Written instruction:
Look through the lines below and extract any with the word "content".

Excerpts from a figure dataset
[start]

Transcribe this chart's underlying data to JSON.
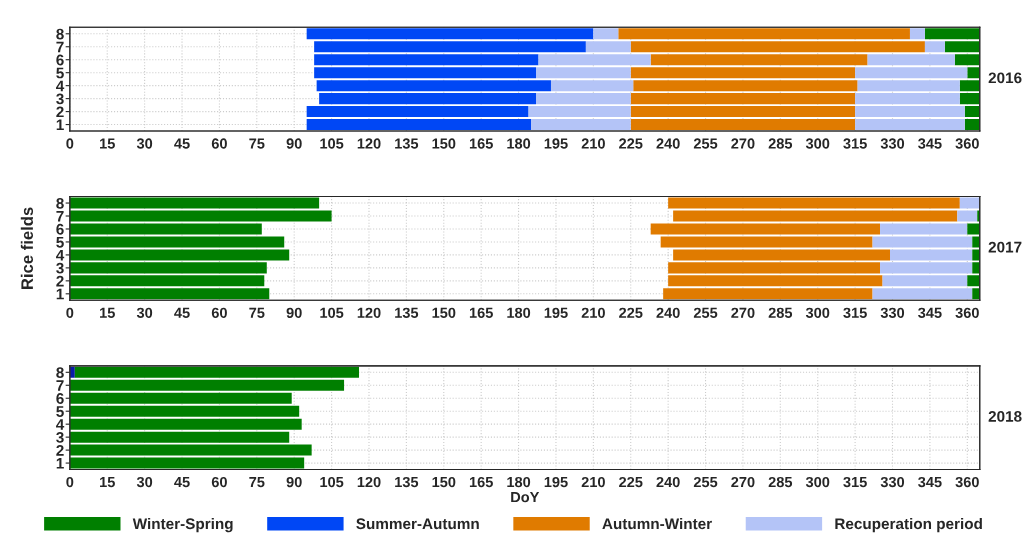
{
  "chart_data": [
    {
      "type": "bar",
      "orientation": "horizontal",
      "y2label": "2016",
      "categories": [
        "8",
        "7",
        "6",
        "5",
        "4",
        "3",
        "2",
        "1"
      ],
      "xlim": [
        0,
        365
      ],
      "xticks": [
        0,
        15,
        30,
        45,
        60,
        75,
        90,
        105,
        120,
        135,
        150,
        165,
        180,
        195,
        210,
        225,
        240,
        255,
        270,
        285,
        300,
        315,
        330,
        345,
        360
      ],
      "grid": true,
      "legend": "bottom",
      "series": [
        {
          "name": "Winter-Spring",
          "color": "#007f00",
          "base": [
            343,
            351,
            355,
            360,
            357,
            357,
            359,
            359
          ],
          "values": [
            22,
            14,
            10,
            5,
            8,
            8,
            6,
            6
          ]
        },
        {
          "name": "Summer-Autumn",
          "color": "#0047f5",
          "base": [
            95,
            98,
            98,
            98,
            99,
            100,
            95,
            95
          ],
          "values": [
            115,
            109,
            90,
            89,
            94,
            87,
            89,
            90
          ]
        },
        {
          "name": "Autumn-Winter",
          "color": "#e07b00",
          "base": [
            220,
            225,
            233,
            225,
            226,
            225,
            225,
            225
          ],
          "values": [
            117,
            118,
            87,
            90,
            90,
            90,
            90,
            90
          ]
        },
        {
          "name": "Recuperation period",
          "color": "#b4c4f7",
          "base": [
            210,
            207,
            188,
            187,
            193,
            187,
            184,
            185
          ],
          "values": [
            10,
            18,
            45,
            38,
            33,
            38,
            41,
            40
          ]
        },
        {
          "color": "#b4c4f7",
          "base": [
            337,
            343,
            320,
            315,
            316,
            315,
            315,
            315
          ],
          "values": [
            6,
            8,
            35,
            45,
            41,
            42,
            44,
            44
          ]
        }
      ]
    },
    {
      "type": "bar",
      "orientation": "horizontal",
      "y2label": "2017",
      "ylabel": "Rice fields",
      "categories": [
        "8",
        "7",
        "6",
        "5",
        "4",
        "3",
        "2",
        "1"
      ],
      "xlim": [
        0,
        365
      ],
      "xticks": [
        0,
        15,
        30,
        45,
        60,
        75,
        90,
        105,
        120,
        135,
        150,
        165,
        180,
        195,
        210,
        225,
        240,
        255,
        270,
        285,
        300,
        315,
        330,
        345,
        360
      ],
      "grid": true,
      "series": [
        {
          "color": "#007f00",
          "base": [
            0,
            0,
            0,
            0,
            0,
            0,
            0,
            0
          ],
          "values": [
            100,
            105,
            77,
            86,
            88,
            79,
            78,
            80
          ]
        },
        {
          "color": "#e07b00",
          "base": [
            240,
            242,
            233,
            237,
            242,
            240,
            240,
            238
          ],
          "values": [
            117,
            114,
            92,
            85,
            87,
            85,
            86,
            84
          ]
        },
        {
          "color": "#b4c4f7",
          "base": [
            357,
            356,
            325,
            322,
            329,
            325,
            326,
            322
          ],
          "values": [
            8,
            8,
            35,
            40,
            33,
            37,
            34,
            40
          ]
        },
        {
          "color": "#007f00",
          "base": [
            null,
            364,
            360,
            362,
            362,
            362,
            360,
            362
          ],
          "values": [
            null,
            1,
            5,
            3,
            3,
            3,
            5,
            3
          ]
        }
      ]
    },
    {
      "type": "bar",
      "orientation": "horizontal",
      "y2label": "2018",
      "xlabel": "DoY",
      "categories": [
        "8",
        "7",
        "6",
        "5",
        "4",
        "3",
        "2",
        "1"
      ],
      "xlim": [
        0,
        365
      ],
      "xticks": [
        0,
        15,
        30,
        45,
        60,
        75,
        90,
        105,
        120,
        135,
        150,
        165,
        180,
        195,
        210,
        225,
        240,
        255,
        270,
        285,
        300,
        315,
        330,
        345,
        360
      ],
      "grid": true,
      "series": [
        {
          "color": "#0a1aa8",
          "base": [
            0,
            null,
            null,
            null,
            null,
            null,
            null,
            null
          ],
          "values": [
            2,
            null,
            null,
            null,
            null,
            null,
            null,
            null
          ]
        },
        {
          "color": "#007f00",
          "base": [
            2,
            0,
            0,
            0,
            0,
            0,
            0,
            0
          ],
          "values": [
            114,
            110,
            89,
            92,
            93,
            88,
            97,
            94
          ]
        }
      ]
    }
  ]
}
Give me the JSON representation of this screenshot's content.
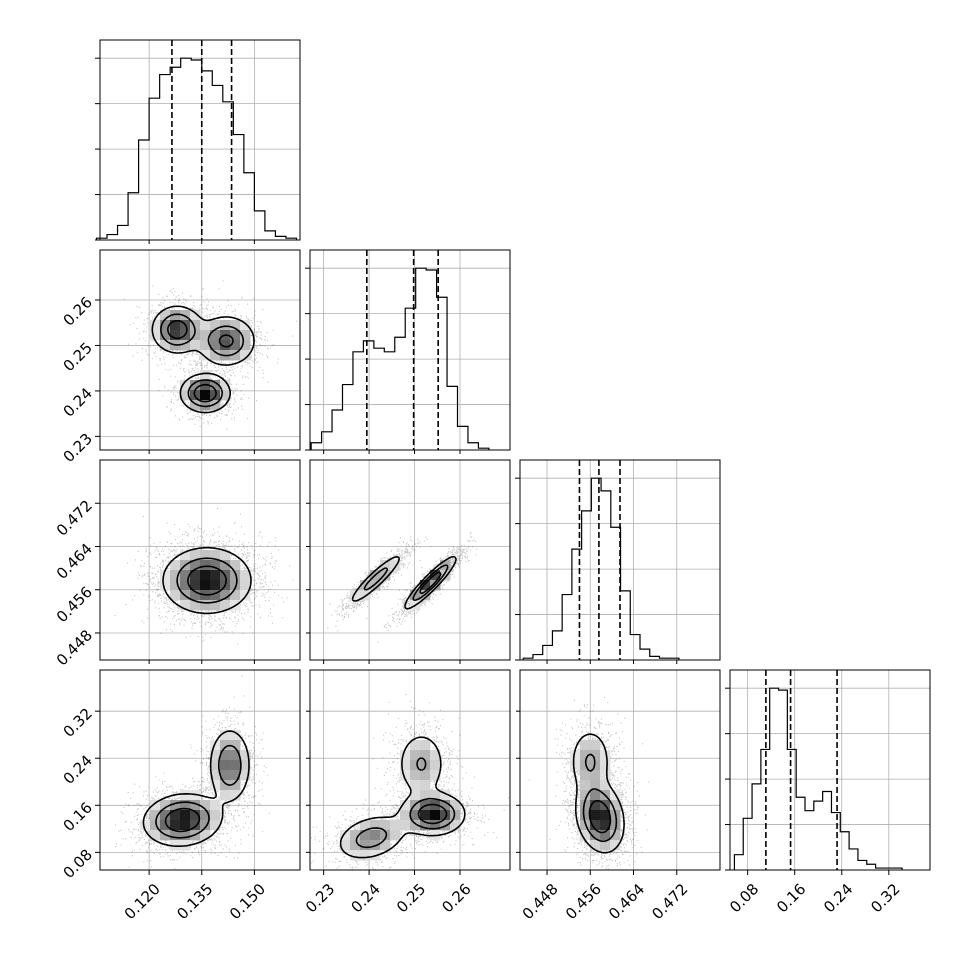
{
  "chart_data": {
    "type": "corner",
    "parameters": [
      {
        "range": [
          0.106,
          0.163
        ],
        "ticks": [
          0.12,
          0.135,
          0.15
        ],
        "tick_labels": [
          "0.120",
          "0.135",
          "0.150"
        ],
        "quantiles": [
          0.1265,
          0.135,
          0.1435
        ],
        "hist": {
          "bins": [
            0.1065,
            0.1095,
            0.1125,
            0.1155,
            0.1185,
            0.1215,
            0.1245,
            0.1275,
            0.1305,
            0.1335,
            0.1365,
            0.1395,
            0.1425,
            0.1455,
            0.1485,
            0.1515,
            0.1545,
            0.1575,
            0.1605
          ],
          "counts": [
            1,
            3,
            8,
            26,
            55,
            78,
            91,
            95,
            100,
            99,
            93,
            85,
            76,
            58,
            37,
            16,
            5,
            2,
            1
          ]
        }
      },
      {
        "range": [
          0.227,
          0.271
        ],
        "ticks": [
          0.23,
          0.24,
          0.25,
          0.26
        ],
        "tick_labels": [
          "0.23",
          "0.24",
          "0.25",
          "0.26"
        ],
        "quantiles": [
          0.2395,
          0.2498,
          0.2552
        ],
        "hist": {
          "bins": [
            0.2284,
            0.2307,
            0.233,
            0.2353,
            0.2376,
            0.2399,
            0.2422,
            0.2445,
            0.2468,
            0.2491,
            0.2514,
            0.2537,
            0.256,
            0.2583,
            0.2606,
            0.2629,
            0.2652
          ],
          "counts": [
            4,
            10,
            22,
            36,
            54,
            60,
            56,
            54,
            62,
            78,
            100,
            99,
            84,
            35,
            13,
            4,
            1
          ]
        }
      },
      {
        "range": [
          0.443,
          0.48
        ],
        "ticks": [
          0.448,
          0.456,
          0.464,
          0.472
        ],
        "tick_labels": [
          "0.448",
          "0.456",
          "0.464",
          "0.472"
        ],
        "quantiles": [
          0.454,
          0.4576,
          0.4615
        ],
        "hist": {
          "bins": [
            0.4445,
            0.4463,
            0.4481,
            0.4499,
            0.4517,
            0.4535,
            0.4553,
            0.4571,
            0.4589,
            0.4607,
            0.4625,
            0.4643,
            0.4661,
            0.4679,
            0.4697,
            0.4715
          ],
          "counts": [
            1,
            3,
            8,
            16,
            36,
            61,
            82,
            100,
            93,
            73,
            38,
            14,
            6,
            2,
            1,
            1
          ]
        }
      },
      {
        "range": [
          0.05,
          0.39
        ],
        "ticks": [
          0.08,
          0.16,
          0.24,
          0.32
        ],
        "tick_labels": [
          "0.08",
          "0.16",
          "0.24",
          "0.32"
        ],
        "quantiles": [
          0.111,
          0.153,
          0.232
        ],
        "hist": {
          "bins": [
            0.065,
            0.08,
            0.095,
            0.11,
            0.125,
            0.14,
            0.155,
            0.17,
            0.185,
            0.2,
            0.215,
            0.23,
            0.245,
            0.26,
            0.275,
            0.29,
            0.305,
            0.32,
            0.335
          ],
          "counts": [
            8,
            27,
            45,
            63,
            95,
            94,
            63,
            38,
            31,
            36,
            41,
            30,
            20,
            11,
            5,
            3,
            1,
            1,
            1
          ]
        }
      }
    ],
    "pairs": [
      {
        "row": 1,
        "col": 0,
        "modes": [
          {
            "mx": 0.128,
            "my": 0.2535,
            "sx": 0.0036,
            "sy": 0.0026,
            "rho": 0.0,
            "w": 0.34
          },
          {
            "mx": 0.142,
            "my": 0.251,
            "sx": 0.0042,
            "sy": 0.0028,
            "rho": 0.0,
            "w": 0.36
          },
          {
            "mx": 0.136,
            "my": 0.2395,
            "sx": 0.0035,
            "sy": 0.0021,
            "rho": 0.0,
            "w": 0.3
          }
        ]
      },
      {
        "row": 2,
        "col": 0,
        "modes": [
          {
            "mx": 0.1365,
            "my": 0.4577,
            "sx": 0.0062,
            "sy": 0.003,
            "rho": 0.0,
            "w": 1.0
          }
        ]
      },
      {
        "row": 2,
        "col": 1,
        "modes": [
          {
            "mx": 0.2415,
            "my": 0.458,
            "sx": 0.003,
            "sy": 0.0024,
            "rho": 0.92,
            "w": 0.38
          },
          {
            "mx": 0.2535,
            "my": 0.4573,
            "sx": 0.0028,
            "sy": 0.0024,
            "rho": 0.92,
            "w": 0.62
          }
        ]
      },
      {
        "row": 3,
        "col": 0,
        "modes": [
          {
            "mx": 0.1295,
            "my": 0.135,
            "sx": 0.0055,
            "sy": 0.022,
            "rho": 0.1,
            "w": 0.65
          },
          {
            "mx": 0.143,
            "my": 0.228,
            "sx": 0.003,
            "sy": 0.032,
            "rho": 0.0,
            "w": 0.35
          }
        ]
      },
      {
        "row": 3,
        "col": 1,
        "modes": [
          {
            "mx": 0.2405,
            "my": 0.105,
            "sx": 0.004,
            "sy": 0.02,
            "rho": 0.3,
            "w": 0.3
          },
          {
            "mx": 0.254,
            "my": 0.145,
            "sx": 0.0035,
            "sy": 0.018,
            "rho": 0.0,
            "w": 0.45
          },
          {
            "mx": 0.2515,
            "my": 0.23,
            "sx": 0.0028,
            "sy": 0.03,
            "rho": 0.0,
            "w": 0.25
          }
        ]
      },
      {
        "row": 3,
        "col": 2,
        "modes": [
          {
            "mx": 0.4578,
            "my": 0.14,
            "sx": 0.0022,
            "sy": 0.03,
            "rho": -0.2,
            "w": 0.72
          },
          {
            "mx": 0.456,
            "my": 0.235,
            "sx": 0.002,
            "sy": 0.03,
            "rho": 0.0,
            "w": 0.28
          }
        ]
      }
    ],
    "grid": true,
    "title": "",
    "axis_labels": []
  }
}
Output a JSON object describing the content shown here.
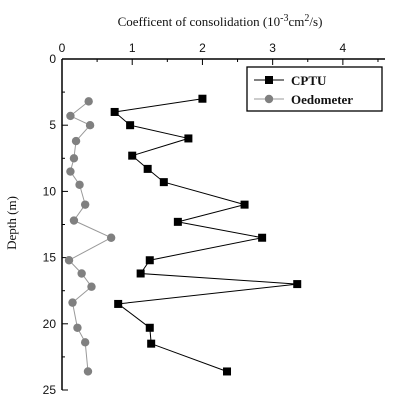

[end]

Written solution:
Give me the JSON representation of this screenshot's content.
Output a JSON object describing the content shown here.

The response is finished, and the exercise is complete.